__DATA LINES__.
◇ ◇ ◇

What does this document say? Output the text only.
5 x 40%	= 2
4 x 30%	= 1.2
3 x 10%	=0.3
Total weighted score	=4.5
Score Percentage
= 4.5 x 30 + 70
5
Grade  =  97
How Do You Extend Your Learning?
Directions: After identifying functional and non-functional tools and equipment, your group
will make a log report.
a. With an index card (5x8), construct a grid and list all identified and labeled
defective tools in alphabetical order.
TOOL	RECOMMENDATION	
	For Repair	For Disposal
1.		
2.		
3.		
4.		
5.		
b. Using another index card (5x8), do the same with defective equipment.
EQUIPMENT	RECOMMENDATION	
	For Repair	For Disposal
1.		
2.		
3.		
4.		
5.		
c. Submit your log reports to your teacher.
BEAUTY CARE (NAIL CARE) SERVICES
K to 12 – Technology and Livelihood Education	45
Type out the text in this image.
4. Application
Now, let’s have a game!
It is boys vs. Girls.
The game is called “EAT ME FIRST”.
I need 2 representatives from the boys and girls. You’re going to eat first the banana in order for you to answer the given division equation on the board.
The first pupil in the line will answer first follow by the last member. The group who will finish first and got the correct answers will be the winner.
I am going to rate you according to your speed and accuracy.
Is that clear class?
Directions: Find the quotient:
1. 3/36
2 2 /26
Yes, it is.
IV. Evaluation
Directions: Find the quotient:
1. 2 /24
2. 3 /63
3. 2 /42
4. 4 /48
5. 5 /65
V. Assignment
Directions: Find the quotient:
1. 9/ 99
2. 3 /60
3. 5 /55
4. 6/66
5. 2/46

◇ ◇ ◇

__TASK PROMPT__. Pull out each line holding the string "card".

__RESULT FOR THIS EXERCISE__.
a. With an index card (5x8), construct a grid and list all identified and labeled
b. Using another index card (5x8), do the same with defective equipment.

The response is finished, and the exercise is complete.